───── Input ─────

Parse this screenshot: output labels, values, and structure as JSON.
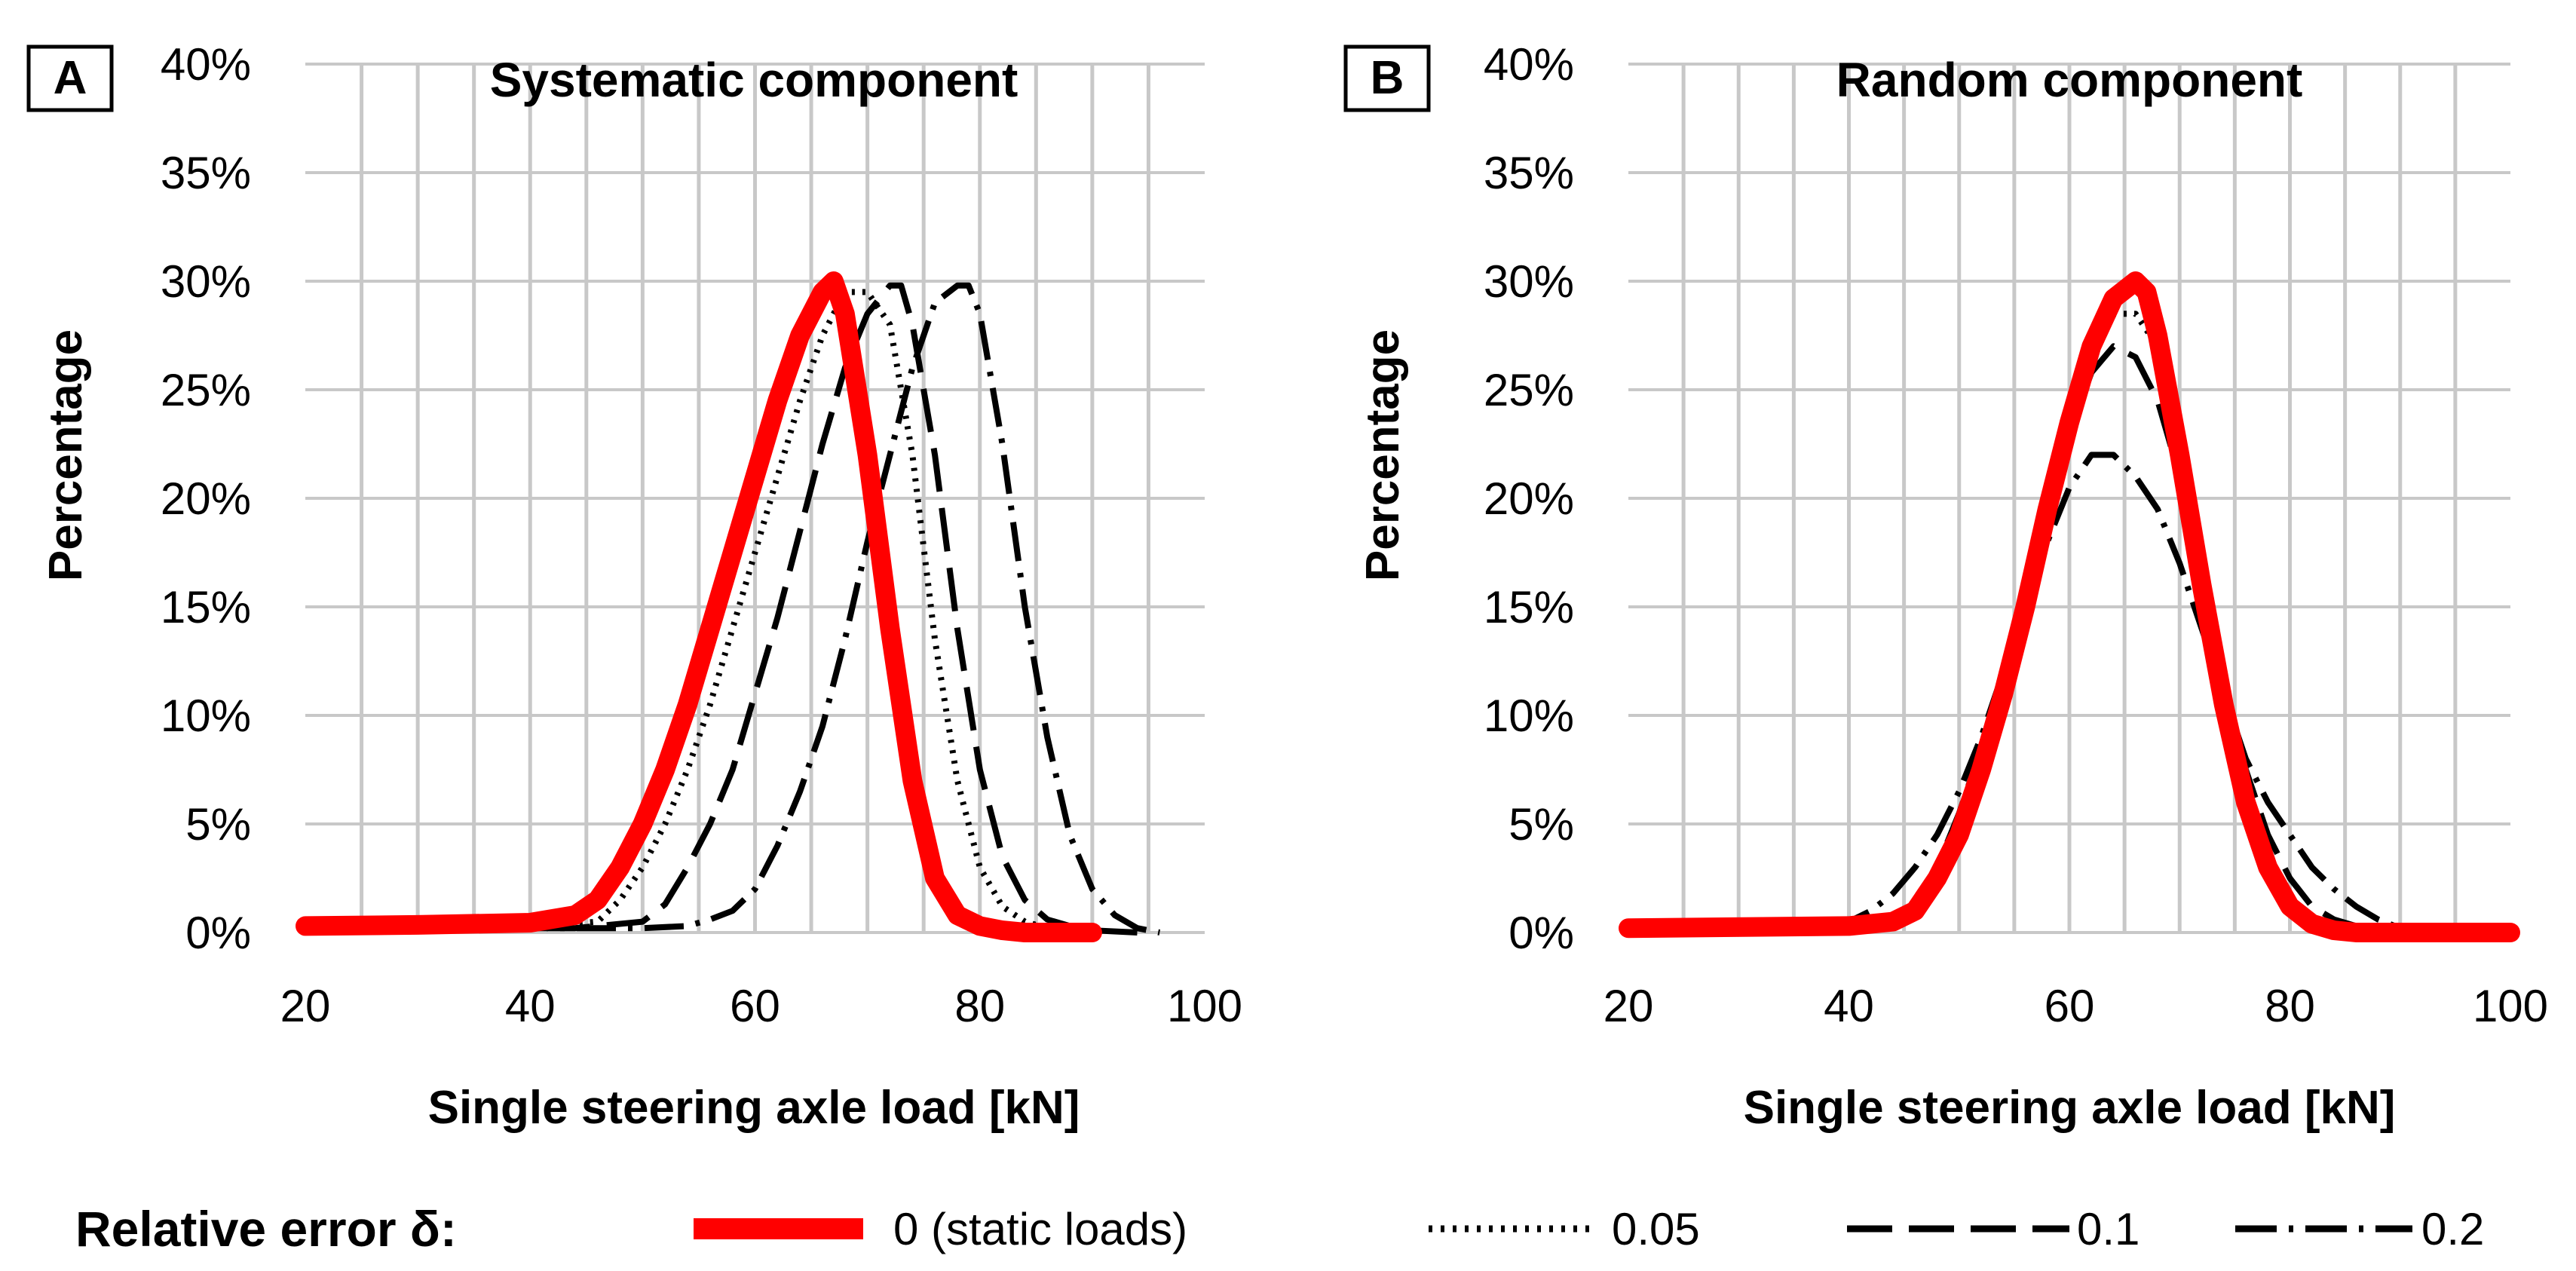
{
  "chart_data": [
    {
      "type": "line",
      "panel_label": "A",
      "title": "Systematic component",
      "xlabel": "Single steering axle load [kN]",
      "ylabel": "Percentage",
      "xlim": [
        20,
        100
      ],
      "ylim": [
        0,
        40
      ],
      "x_ticks": [
        20,
        40,
        60,
        80,
        100
      ],
      "x_tick_labels": [
        "20",
        "40",
        "60",
        "80",
        "100"
      ],
      "y_ticks": [
        0,
        5,
        10,
        15,
        20,
        25,
        30,
        35,
        40
      ],
      "y_tick_labels": [
        "0%",
        "5%",
        "10%",
        "15%",
        "20%",
        "25%",
        "30%",
        "35%",
        "40%"
      ],
      "grid": true,
      "series": [
        {
          "name": "0 (static loads)",
          "x": [
            20,
            30,
            40,
            44,
            46,
            48,
            50,
            52,
            54,
            56,
            58,
            60,
            62,
            64,
            66,
            67,
            68,
            70,
            72,
            74,
            76,
            78,
            80,
            82,
            84,
            86,
            88,
            90
          ],
          "y": [
            0.3,
            0.35,
            0.45,
            0.8,
            1.5,
            3,
            5,
            7.5,
            10.5,
            14,
            17.5,
            21,
            24.5,
            27.5,
            29.5,
            30,
            28.5,
            22,
            14,
            7,
            2.5,
            0.8,
            0.3,
            0.1,
            0,
            0,
            0,
            0
          ]
        },
        {
          "name": "0.05",
          "x": [
            20,
            40,
            46,
            48,
            50,
            52,
            54,
            56,
            58,
            60,
            62,
            64,
            66,
            68,
            70,
            72,
            74,
            76,
            78,
            80,
            82,
            84,
            86,
            90
          ],
          "y": [
            0.2,
            0.25,
            0.5,
            1.5,
            3,
            5,
            7.5,
            10.5,
            14,
            17.5,
            21,
            24.5,
            27.5,
            29.5,
            29.5,
            28,
            22,
            13.5,
            7,
            3,
            1.2,
            0.5,
            0.2,
            0
          ]
        },
        {
          "name": "0.1",
          "x": [
            20,
            44,
            50,
            52,
            54,
            56,
            58,
            60,
            62,
            64,
            66,
            68,
            70,
            72,
            73,
            74,
            76,
            78,
            80,
            82,
            84,
            86,
            88,
            90,
            94
          ],
          "y": [
            0.2,
            0.2,
            0.5,
            1.3,
            3,
            5,
            7.5,
            11,
            14.5,
            18.5,
            22.5,
            26,
            28.5,
            29.8,
            29.8,
            28,
            22,
            14,
            7.5,
            3.5,
            1.5,
            0.6,
            0.3,
            0.1,
            0
          ]
        },
        {
          "name": "0.2",
          "x": [
            20,
            50,
            54,
            56,
            58,
            60,
            62,
            64,
            66,
            68,
            70,
            72,
            74,
            76,
            78,
            79,
            80,
            82,
            84,
            86,
            88,
            90,
            92,
            94,
            96
          ],
          "y": [
            0.2,
            0.2,
            0.3,
            0.6,
            1,
            2,
            4,
            6.5,
            9.5,
            13.5,
            18,
            22,
            26,
            29,
            29.8,
            29.8,
            28.5,
            22.5,
            15,
            9,
            4.5,
            2,
            0.8,
            0.2,
            0
          ]
        }
      ]
    },
    {
      "type": "line",
      "panel_label": "B",
      "title": "Random component",
      "xlabel": "Single steering axle load [kN]",
      "ylabel": "Percentage",
      "xlim": [
        20,
        100
      ],
      "ylim": [
        0,
        40
      ],
      "x_ticks": [
        20,
        40,
        60,
        80,
        100
      ],
      "x_tick_labels": [
        "20",
        "40",
        "60",
        "80",
        "100"
      ],
      "y_ticks": [
        0,
        5,
        10,
        15,
        20,
        25,
        30,
        35,
        40
      ],
      "y_tick_labels": [
        "0%",
        "5%",
        "10%",
        "15%",
        "20%",
        "25%",
        "30%",
        "35%",
        "40%"
      ],
      "grid": true,
      "series": [
        {
          "name": "0 (static loads)",
          "x": [
            20,
            40,
            44,
            46,
            48,
            50,
            52,
            54,
            56,
            58,
            60,
            62,
            64,
            66,
            67,
            68,
            70,
            72,
            74,
            76,
            78,
            80,
            82,
            84,
            86,
            100
          ],
          "y": [
            0.2,
            0.3,
            0.5,
            1,
            2.5,
            4.5,
            7.5,
            11,
            15,
            19.5,
            23.5,
            27,
            29.2,
            30,
            29.5,
            27.5,
            22,
            16,
            10.5,
            6,
            3,
            1.2,
            0.4,
            0.1,
            0,
            0
          ]
        },
        {
          "name": "0.05",
          "x": [
            20,
            40,
            44,
            46,
            48,
            50,
            52,
            54,
            56,
            58,
            60,
            62,
            64,
            66,
            68,
            70,
            72,
            74,
            76,
            78,
            80,
            82,
            84,
            86,
            88,
            100
          ],
          "y": [
            0.2,
            0.3,
            0.6,
            1.2,
            2.8,
            5,
            8,
            11.5,
            15.5,
            19.5,
            23.5,
            26.5,
            28.5,
            28.5,
            27,
            22.5,
            16.5,
            11,
            6.5,
            3.5,
            1.5,
            0.5,
            0.2,
            0.1,
            0,
            0
          ]
        },
        {
          "name": "0.1",
          "x": [
            20,
            40,
            44,
            46,
            48,
            50,
            52,
            54,
            56,
            58,
            60,
            62,
            64,
            66,
            68,
            70,
            72,
            74,
            76,
            78,
            80,
            82,
            84,
            86,
            88,
            90,
            100
          ],
          "y": [
            0.2,
            0.3,
            0.6,
            1.3,
            3,
            5.5,
            8.5,
            12,
            15.5,
            19.5,
            23,
            25.8,
            27,
            26.5,
            24.5,
            21,
            16.5,
            11.5,
            7.5,
            4.5,
            2.5,
            1.2,
            0.6,
            0.3,
            0.1,
            0,
            0
          ]
        },
        {
          "name": "0.2",
          "x": [
            20,
            40,
            42,
            44,
            46,
            48,
            50,
            52,
            54,
            56,
            58,
            60,
            62,
            64,
            66,
            68,
            70,
            72,
            74,
            76,
            78,
            80,
            82,
            84,
            86,
            88,
            90,
            92,
            100
          ],
          "y": [
            0.2,
            0.5,
            1,
            1.8,
            3,
            4.5,
            6.5,
            9,
            12,
            15,
            18,
            20.5,
            22,
            22,
            21,
            19.5,
            17,
            14,
            11,
            8,
            6,
            4.5,
            3,
            2,
            1.2,
            0.6,
            0.2,
            0,
            0
          ]
        }
      ]
    }
  ],
  "legend": {
    "title": "Relative error δ:",
    "items": [
      "0 (static loads)",
      "0.05",
      "0.1",
      "0.2"
    ]
  },
  "colors": {
    "static": "#ff0000",
    "errors": "#000000",
    "grid": "#c8c8c8"
  }
}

─────

* Work to complete: Reproduce the whole listing exactly, but not the images in it.

* Exercise result:
Parse this screenshot: output labels, values, and structure as JSON.
{
  "chart_data": [
    {
      "type": "line",
      "panel_label": "A",
      "title": "Systematic component",
      "xlabel": "Single steering axle load [kN]",
      "ylabel": "Percentage",
      "xlim": [
        20,
        100
      ],
      "ylim": [
        0,
        40
      ],
      "x_ticks": [
        20,
        40,
        60,
        80,
        100
      ],
      "x_tick_labels": [
        "20",
        "40",
        "60",
        "80",
        "100"
      ],
      "y_ticks": [
        0,
        5,
        10,
        15,
        20,
        25,
        30,
        35,
        40
      ],
      "y_tick_labels": [
        "0%",
        "5%",
        "10%",
        "15%",
        "20%",
        "25%",
        "30%",
        "35%",
        "40%"
      ],
      "grid": true,
      "series": [
        {
          "name": "0 (static loads)",
          "x": [
            20,
            30,
            40,
            44,
            46,
            48,
            50,
            52,
            54,
            56,
            58,
            60,
            62,
            64,
            66,
            67,
            68,
            70,
            72,
            74,
            76,
            78,
            80,
            82,
            84,
            86,
            88,
            90
          ],
          "y": [
            0.3,
            0.35,
            0.45,
            0.8,
            1.5,
            3,
            5,
            7.5,
            10.5,
            14,
            17.5,
            21,
            24.5,
            27.5,
            29.5,
            30,
            28.5,
            22,
            14,
            7,
            2.5,
            0.8,
            0.3,
            0.1,
            0,
            0,
            0,
            0
          ]
        },
        {
          "name": "0.05",
          "x": [
            20,
            40,
            46,
            48,
            50,
            52,
            54,
            56,
            58,
            60,
            62,
            64,
            66,
            68,
            70,
            72,
            74,
            76,
            78,
            80,
            82,
            84,
            86,
            90
          ],
          "y": [
            0.2,
            0.25,
            0.5,
            1.5,
            3,
            5,
            7.5,
            10.5,
            14,
            17.5,
            21,
            24.5,
            27.5,
            29.5,
            29.5,
            28,
            22,
            13.5,
            7,
            3,
            1.2,
            0.5,
            0.2,
            0
          ]
        },
        {
          "name": "0.1",
          "x": [
            20,
            44,
            50,
            52,
            54,
            56,
            58,
            60,
            62,
            64,
            66,
            68,
            70,
            72,
            73,
            74,
            76,
            78,
            80,
            82,
            84,
            86,
            88,
            90,
            94
          ],
          "y": [
            0.2,
            0.2,
            0.5,
            1.3,
            3,
            5,
            7.5,
            11,
            14.5,
            18.5,
            22.5,
            26,
            28.5,
            29.8,
            29.8,
            28,
            22,
            14,
            7.5,
            3.5,
            1.5,
            0.6,
            0.3,
            0.1,
            0
          ]
        },
        {
          "name": "0.2",
          "x": [
            20,
            50,
            54,
            56,
            58,
            60,
            62,
            64,
            66,
            68,
            70,
            72,
            74,
            76,
            78,
            79,
            80,
            82,
            84,
            86,
            88,
            90,
            92,
            94,
            96
          ],
          "y": [
            0.2,
            0.2,
            0.3,
            0.6,
            1,
            2,
            4,
            6.5,
            9.5,
            13.5,
            18,
            22,
            26,
            29,
            29.8,
            29.8,
            28.5,
            22.5,
            15,
            9,
            4.5,
            2,
            0.8,
            0.2,
            0
          ]
        }
      ]
    },
    {
      "type": "line",
      "panel_label": "B",
      "title": "Random component",
      "xlabel": "Single steering axle load [kN]",
      "ylabel": "Percentage",
      "xlim": [
        20,
        100
      ],
      "ylim": [
        0,
        40
      ],
      "x_ticks": [
        20,
        40,
        60,
        80,
        100
      ],
      "x_tick_labels": [
        "20",
        "40",
        "60",
        "80",
        "100"
      ],
      "y_ticks": [
        0,
        5,
        10,
        15,
        20,
        25,
        30,
        35,
        40
      ],
      "y_tick_labels": [
        "0%",
        "5%",
        "10%",
        "15%",
        "20%",
        "25%",
        "30%",
        "35%",
        "40%"
      ],
      "grid": true,
      "series": [
        {
          "name": "0 (static loads)",
          "x": [
            20,
            40,
            44,
            46,
            48,
            50,
            52,
            54,
            56,
            58,
            60,
            62,
            64,
            66,
            67,
            68,
            70,
            72,
            74,
            76,
            78,
            80,
            82,
            84,
            86,
            100
          ],
          "y": [
            0.2,
            0.3,
            0.5,
            1,
            2.5,
            4.5,
            7.5,
            11,
            15,
            19.5,
            23.5,
            27,
            29.2,
            30,
            29.5,
            27.5,
            22,
            16,
            10.5,
            6,
            3,
            1.2,
            0.4,
            0.1,
            0,
            0
          ]
        },
        {
          "name": "0.05",
          "x": [
            20,
            40,
            44,
            46,
            48,
            50,
            52,
            54,
            56,
            58,
            60,
            62,
            64,
            66,
            68,
            70,
            72,
            74,
            76,
            78,
            80,
            82,
            84,
            86,
            88,
            100
          ],
          "y": [
            0.2,
            0.3,
            0.6,
            1.2,
            2.8,
            5,
            8,
            11.5,
            15.5,
            19.5,
            23.5,
            26.5,
            28.5,
            28.5,
            27,
            22.5,
            16.5,
            11,
            6.5,
            3.5,
            1.5,
            0.5,
            0.2,
            0.1,
            0,
            0
          ]
        },
        {
          "name": "0.1",
          "x": [
            20,
            40,
            44,
            46,
            48,
            50,
            52,
            54,
            56,
            58,
            60,
            62,
            64,
            66,
            68,
            70,
            72,
            74,
            76,
            78,
            80,
            82,
            84,
            86,
            88,
            90,
            100
          ],
          "y": [
            0.2,
            0.3,
            0.6,
            1.3,
            3,
            5.5,
            8.5,
            12,
            15.5,
            19.5,
            23,
            25.8,
            27,
            26.5,
            24.5,
            21,
            16.5,
            11.5,
            7.5,
            4.5,
            2.5,
            1.2,
            0.6,
            0.3,
            0.1,
            0,
            0
          ]
        },
        {
          "name": "0.2",
          "x": [
            20,
            40,
            42,
            44,
            46,
            48,
            50,
            52,
            54,
            56,
            58,
            60,
            62,
            64,
            66,
            68,
            70,
            72,
            74,
            76,
            78,
            80,
            82,
            84,
            86,
            88,
            90,
            92,
            100
          ],
          "y": [
            0.2,
            0.5,
            1,
            1.8,
            3,
            4.5,
            6.5,
            9,
            12,
            15,
            18,
            20.5,
            22,
            22,
            21,
            19.5,
            17,
            14,
            11,
            8,
            6,
            4.5,
            3,
            2,
            1.2,
            0.6,
            0.2,
            0,
            0
          ]
        }
      ]
    }
  ],
  "legend": {
    "title": "Relative error δ:",
    "items": [
      "0 (static loads)",
      "0.05",
      "0.1",
      "0.2"
    ]
  },
  "colors": {
    "static": "#ff0000",
    "errors": "#000000",
    "grid": "#c8c8c8"
  }
}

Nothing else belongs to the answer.